Request
Reproduce the lines below exactly, starting with the first line and ending with the line that contains "inbox-icon bbox=[231, 917, 245, 931]", including that line.

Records
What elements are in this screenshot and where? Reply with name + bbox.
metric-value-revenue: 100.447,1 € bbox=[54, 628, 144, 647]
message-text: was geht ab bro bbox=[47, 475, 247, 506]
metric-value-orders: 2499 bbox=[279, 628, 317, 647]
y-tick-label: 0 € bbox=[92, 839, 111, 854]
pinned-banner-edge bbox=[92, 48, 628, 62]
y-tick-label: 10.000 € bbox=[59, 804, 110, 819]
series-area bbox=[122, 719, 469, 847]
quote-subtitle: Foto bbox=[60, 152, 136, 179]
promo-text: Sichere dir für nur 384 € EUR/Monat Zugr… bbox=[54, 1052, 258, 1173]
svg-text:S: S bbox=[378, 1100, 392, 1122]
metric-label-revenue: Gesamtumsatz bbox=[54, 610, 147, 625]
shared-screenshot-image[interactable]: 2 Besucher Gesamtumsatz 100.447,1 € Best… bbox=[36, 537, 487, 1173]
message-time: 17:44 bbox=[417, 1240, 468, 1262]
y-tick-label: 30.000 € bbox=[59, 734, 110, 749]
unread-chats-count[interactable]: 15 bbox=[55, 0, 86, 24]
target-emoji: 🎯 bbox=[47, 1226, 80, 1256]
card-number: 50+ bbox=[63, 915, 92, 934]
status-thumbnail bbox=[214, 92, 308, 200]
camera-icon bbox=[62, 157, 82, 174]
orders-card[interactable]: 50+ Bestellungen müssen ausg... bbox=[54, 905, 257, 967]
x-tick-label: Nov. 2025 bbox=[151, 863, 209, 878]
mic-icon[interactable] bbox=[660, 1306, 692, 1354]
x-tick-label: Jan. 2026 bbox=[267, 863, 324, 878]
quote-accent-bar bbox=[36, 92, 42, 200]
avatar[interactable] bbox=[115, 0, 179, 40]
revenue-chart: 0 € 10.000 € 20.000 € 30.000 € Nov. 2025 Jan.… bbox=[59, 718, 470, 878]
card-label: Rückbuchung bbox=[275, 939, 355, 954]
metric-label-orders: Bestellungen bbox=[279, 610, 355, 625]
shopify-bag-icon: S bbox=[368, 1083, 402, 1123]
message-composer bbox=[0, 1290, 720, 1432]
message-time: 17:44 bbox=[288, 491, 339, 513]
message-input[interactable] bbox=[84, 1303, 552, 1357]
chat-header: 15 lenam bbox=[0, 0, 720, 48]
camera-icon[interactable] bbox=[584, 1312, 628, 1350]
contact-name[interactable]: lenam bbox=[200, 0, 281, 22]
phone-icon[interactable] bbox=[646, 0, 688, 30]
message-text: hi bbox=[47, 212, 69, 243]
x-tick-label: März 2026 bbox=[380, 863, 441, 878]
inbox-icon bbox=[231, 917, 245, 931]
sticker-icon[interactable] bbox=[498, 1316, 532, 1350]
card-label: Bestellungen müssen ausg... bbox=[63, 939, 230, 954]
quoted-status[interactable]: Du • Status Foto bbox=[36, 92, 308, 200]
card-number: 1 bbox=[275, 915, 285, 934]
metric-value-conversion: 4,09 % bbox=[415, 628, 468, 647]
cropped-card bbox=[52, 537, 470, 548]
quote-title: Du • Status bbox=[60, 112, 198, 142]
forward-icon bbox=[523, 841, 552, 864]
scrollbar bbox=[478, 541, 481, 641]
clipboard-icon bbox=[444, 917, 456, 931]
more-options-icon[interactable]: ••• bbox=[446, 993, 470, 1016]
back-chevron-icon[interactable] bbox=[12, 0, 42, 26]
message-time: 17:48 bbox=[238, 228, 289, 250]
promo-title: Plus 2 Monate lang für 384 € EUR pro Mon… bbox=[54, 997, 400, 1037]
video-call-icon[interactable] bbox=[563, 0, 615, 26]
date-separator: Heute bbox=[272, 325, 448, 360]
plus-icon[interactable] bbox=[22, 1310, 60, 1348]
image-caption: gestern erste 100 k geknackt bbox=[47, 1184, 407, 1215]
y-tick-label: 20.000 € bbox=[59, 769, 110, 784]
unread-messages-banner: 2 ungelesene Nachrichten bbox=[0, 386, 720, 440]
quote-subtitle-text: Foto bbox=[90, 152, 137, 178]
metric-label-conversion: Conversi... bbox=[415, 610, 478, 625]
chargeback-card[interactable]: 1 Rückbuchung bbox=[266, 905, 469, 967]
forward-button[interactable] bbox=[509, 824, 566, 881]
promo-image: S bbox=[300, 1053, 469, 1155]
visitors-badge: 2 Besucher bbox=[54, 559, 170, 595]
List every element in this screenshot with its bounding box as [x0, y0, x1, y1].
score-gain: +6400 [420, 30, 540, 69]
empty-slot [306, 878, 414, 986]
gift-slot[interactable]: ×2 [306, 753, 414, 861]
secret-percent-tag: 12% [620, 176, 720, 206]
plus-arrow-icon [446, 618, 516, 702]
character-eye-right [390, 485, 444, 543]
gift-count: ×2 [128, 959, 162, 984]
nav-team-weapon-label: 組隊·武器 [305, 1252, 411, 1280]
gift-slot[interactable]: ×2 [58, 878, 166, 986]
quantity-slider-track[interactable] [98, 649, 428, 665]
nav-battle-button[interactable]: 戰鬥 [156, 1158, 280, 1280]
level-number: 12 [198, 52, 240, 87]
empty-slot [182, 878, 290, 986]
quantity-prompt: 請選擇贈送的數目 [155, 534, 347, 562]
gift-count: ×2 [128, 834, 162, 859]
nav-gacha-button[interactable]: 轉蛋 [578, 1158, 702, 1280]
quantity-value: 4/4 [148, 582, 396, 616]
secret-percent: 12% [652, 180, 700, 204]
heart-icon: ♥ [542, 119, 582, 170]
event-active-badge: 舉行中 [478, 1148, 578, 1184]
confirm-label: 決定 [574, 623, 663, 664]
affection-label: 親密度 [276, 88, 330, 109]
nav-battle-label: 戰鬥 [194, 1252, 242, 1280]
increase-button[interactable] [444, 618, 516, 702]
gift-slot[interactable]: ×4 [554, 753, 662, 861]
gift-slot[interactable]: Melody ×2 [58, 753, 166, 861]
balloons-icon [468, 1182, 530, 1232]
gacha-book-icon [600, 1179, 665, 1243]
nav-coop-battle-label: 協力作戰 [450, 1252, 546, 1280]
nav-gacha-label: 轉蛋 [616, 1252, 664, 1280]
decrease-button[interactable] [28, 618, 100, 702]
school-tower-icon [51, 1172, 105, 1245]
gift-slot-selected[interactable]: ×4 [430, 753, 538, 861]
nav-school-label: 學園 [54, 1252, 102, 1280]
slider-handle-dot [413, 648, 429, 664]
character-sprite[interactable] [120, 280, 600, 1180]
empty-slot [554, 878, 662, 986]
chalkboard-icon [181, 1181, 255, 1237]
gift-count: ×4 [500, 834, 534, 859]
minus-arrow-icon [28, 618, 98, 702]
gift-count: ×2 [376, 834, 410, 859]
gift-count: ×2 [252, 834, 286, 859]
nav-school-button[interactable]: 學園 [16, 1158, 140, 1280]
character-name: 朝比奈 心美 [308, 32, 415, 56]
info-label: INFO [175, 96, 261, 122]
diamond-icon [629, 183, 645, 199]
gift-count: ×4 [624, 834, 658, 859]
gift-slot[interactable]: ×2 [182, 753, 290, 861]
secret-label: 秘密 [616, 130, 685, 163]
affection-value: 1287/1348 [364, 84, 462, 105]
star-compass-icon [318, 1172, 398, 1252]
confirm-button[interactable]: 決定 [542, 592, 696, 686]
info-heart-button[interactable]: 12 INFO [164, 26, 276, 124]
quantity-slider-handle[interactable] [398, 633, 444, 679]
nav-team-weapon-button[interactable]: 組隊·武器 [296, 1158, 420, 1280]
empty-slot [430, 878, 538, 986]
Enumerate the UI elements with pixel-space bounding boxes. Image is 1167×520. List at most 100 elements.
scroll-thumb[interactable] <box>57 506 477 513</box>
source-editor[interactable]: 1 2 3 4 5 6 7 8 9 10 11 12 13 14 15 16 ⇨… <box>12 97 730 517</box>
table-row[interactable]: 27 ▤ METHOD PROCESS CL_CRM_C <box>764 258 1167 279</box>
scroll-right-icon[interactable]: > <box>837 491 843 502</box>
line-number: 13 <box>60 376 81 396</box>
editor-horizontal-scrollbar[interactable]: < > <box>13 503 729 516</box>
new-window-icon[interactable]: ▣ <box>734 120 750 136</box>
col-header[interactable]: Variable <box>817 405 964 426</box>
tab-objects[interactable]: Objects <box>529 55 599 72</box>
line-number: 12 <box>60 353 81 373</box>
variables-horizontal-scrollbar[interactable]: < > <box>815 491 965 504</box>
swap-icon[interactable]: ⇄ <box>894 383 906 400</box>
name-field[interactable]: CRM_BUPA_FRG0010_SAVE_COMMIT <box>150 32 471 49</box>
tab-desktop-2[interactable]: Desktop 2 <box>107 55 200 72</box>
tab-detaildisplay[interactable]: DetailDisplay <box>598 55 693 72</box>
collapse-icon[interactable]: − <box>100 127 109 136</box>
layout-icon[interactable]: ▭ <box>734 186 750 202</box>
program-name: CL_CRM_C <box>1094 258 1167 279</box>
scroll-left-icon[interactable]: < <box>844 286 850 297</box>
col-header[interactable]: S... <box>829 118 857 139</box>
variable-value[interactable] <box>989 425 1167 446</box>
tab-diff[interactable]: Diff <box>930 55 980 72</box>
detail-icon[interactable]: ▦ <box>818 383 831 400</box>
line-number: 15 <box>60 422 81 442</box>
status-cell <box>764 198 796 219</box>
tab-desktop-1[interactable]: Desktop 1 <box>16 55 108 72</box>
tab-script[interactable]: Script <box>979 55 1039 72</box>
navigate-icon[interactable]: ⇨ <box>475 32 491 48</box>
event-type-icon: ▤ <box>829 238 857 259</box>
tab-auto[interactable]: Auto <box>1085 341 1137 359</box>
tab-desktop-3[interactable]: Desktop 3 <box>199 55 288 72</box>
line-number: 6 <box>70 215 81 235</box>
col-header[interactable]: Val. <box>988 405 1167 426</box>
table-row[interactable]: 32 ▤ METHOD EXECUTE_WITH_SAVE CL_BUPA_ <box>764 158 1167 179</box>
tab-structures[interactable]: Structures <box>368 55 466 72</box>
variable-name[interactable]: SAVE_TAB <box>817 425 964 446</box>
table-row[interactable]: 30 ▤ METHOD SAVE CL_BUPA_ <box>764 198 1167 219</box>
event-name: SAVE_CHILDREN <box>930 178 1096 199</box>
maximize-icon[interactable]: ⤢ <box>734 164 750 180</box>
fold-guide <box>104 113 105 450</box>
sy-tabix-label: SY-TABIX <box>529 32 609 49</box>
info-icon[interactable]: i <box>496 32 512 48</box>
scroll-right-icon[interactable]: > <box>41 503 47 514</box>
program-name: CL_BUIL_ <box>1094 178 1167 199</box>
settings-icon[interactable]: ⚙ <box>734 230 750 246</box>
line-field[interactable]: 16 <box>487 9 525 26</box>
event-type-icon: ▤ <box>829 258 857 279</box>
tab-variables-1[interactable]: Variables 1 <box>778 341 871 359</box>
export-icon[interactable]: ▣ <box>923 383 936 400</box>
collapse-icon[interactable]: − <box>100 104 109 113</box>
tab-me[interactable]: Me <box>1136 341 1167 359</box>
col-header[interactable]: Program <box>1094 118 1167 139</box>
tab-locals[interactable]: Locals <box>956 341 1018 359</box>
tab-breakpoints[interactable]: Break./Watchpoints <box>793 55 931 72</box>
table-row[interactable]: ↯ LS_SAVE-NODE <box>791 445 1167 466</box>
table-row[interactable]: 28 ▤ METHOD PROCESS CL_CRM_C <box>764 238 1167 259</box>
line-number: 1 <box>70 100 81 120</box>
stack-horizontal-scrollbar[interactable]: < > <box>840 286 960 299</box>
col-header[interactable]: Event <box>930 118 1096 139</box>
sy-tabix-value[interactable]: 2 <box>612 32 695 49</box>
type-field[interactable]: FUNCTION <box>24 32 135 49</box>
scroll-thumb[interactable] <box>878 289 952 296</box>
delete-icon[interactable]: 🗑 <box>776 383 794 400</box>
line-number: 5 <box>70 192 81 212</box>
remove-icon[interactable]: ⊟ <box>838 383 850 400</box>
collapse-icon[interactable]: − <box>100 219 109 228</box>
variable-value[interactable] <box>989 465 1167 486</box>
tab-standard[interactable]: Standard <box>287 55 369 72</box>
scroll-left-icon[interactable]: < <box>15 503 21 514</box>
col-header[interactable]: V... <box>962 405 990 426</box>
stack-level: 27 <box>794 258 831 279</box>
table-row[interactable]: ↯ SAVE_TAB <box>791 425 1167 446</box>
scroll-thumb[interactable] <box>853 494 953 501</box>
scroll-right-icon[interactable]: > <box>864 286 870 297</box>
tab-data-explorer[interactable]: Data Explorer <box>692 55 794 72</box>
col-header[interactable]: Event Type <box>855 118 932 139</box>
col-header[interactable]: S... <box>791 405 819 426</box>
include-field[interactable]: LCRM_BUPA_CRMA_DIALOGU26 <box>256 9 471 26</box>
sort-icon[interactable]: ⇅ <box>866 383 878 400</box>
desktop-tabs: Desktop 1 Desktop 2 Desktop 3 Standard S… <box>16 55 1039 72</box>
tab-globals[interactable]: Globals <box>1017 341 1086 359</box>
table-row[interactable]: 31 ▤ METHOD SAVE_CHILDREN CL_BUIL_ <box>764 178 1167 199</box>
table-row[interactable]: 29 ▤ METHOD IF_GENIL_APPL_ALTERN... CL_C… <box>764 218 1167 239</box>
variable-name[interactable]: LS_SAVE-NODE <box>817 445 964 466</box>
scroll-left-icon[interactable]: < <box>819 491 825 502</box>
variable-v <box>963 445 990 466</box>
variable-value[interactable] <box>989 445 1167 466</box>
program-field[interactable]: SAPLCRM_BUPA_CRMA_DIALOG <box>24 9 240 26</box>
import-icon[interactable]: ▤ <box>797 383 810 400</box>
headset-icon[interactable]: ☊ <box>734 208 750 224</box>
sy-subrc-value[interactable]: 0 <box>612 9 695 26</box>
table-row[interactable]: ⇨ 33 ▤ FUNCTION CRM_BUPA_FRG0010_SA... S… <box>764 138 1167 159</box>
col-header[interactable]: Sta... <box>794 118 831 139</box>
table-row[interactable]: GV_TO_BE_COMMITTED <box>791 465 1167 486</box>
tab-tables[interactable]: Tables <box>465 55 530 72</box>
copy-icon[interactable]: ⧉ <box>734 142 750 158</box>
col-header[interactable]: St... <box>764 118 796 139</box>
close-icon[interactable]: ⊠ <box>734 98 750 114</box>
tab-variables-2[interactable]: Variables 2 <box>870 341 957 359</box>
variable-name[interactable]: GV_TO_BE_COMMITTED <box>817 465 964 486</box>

Reply
What elements are in this screenshot and where? Reply with name + bbox.
metric-value-revenue: 100.447,1 € bbox=[54, 628, 144, 647]
message-text: was geht ab bro bbox=[47, 475, 247, 506]
metric-value-orders: 2499 bbox=[279, 628, 317, 647]
y-tick-label: 0 € bbox=[92, 839, 111, 854]
pinned-banner-edge bbox=[92, 48, 628, 62]
y-tick-label: 10.000 € bbox=[59, 804, 110, 819]
series-area bbox=[122, 719, 469, 847]
quote-subtitle: Foto bbox=[60, 152, 136, 179]
promo-text: Sichere dir für nur 384 € EUR/Monat Zugr… bbox=[54, 1052, 258, 1173]
svg-text:S: S bbox=[378, 1100, 392, 1122]
metric-label-revenue: Gesamtumsatz bbox=[54, 610, 147, 625]
shared-screenshot-image[interactable]: 2 Besucher Gesamtumsatz 100.447,1 € Best… bbox=[36, 537, 487, 1173]
message-time: 17:44 bbox=[417, 1240, 468, 1262]
y-tick-label: 30.000 € bbox=[59, 734, 110, 749]
unread-chats-count[interactable]: 15 bbox=[55, 0, 86, 24]
target-emoji: 🎯 bbox=[47, 1226, 80, 1256]
card-number: 50+ bbox=[63, 915, 92, 934]
status-thumbnail bbox=[214, 92, 308, 200]
camera-icon bbox=[62, 157, 82, 174]
orders-card[interactable]: 50+ Bestellungen müssen ausg... bbox=[54, 905, 257, 967]
x-tick-label: Nov. 2025 bbox=[151, 863, 209, 878]
mic-icon[interactable] bbox=[660, 1306, 692, 1354]
x-tick-label: Jan. 2026 bbox=[267, 863, 324, 878]
quote-accent-bar bbox=[36, 92, 42, 200]
avatar[interactable] bbox=[115, 0, 179, 40]
revenue-chart: 0 € 10.000 € 20.000 € 30.000 € Nov. 2025 Jan.… bbox=[59, 718, 470, 878]
card-label: Rückbuchung bbox=[275, 939, 355, 954]
metric-label-orders: Bestellungen bbox=[279, 610, 355, 625]
shopify-bag-icon: S bbox=[368, 1083, 402, 1123]
message-composer bbox=[0, 1290, 720, 1432]
message-time: 17:44 bbox=[288, 491, 339, 513]
message-input[interactable] bbox=[84, 1303, 552, 1357]
chat-header: 15 lenam bbox=[0, 0, 720, 48]
camera-icon[interactable] bbox=[584, 1312, 628, 1350]
contact-name[interactable]: lenam bbox=[200, 0, 281, 22]
phone-icon[interactable] bbox=[646, 0, 688, 30]
message-text: hi bbox=[47, 212, 69, 243]
x-tick-label: März 2026 bbox=[380, 863, 441, 878]
inbox-icon bbox=[231, 917, 245, 931]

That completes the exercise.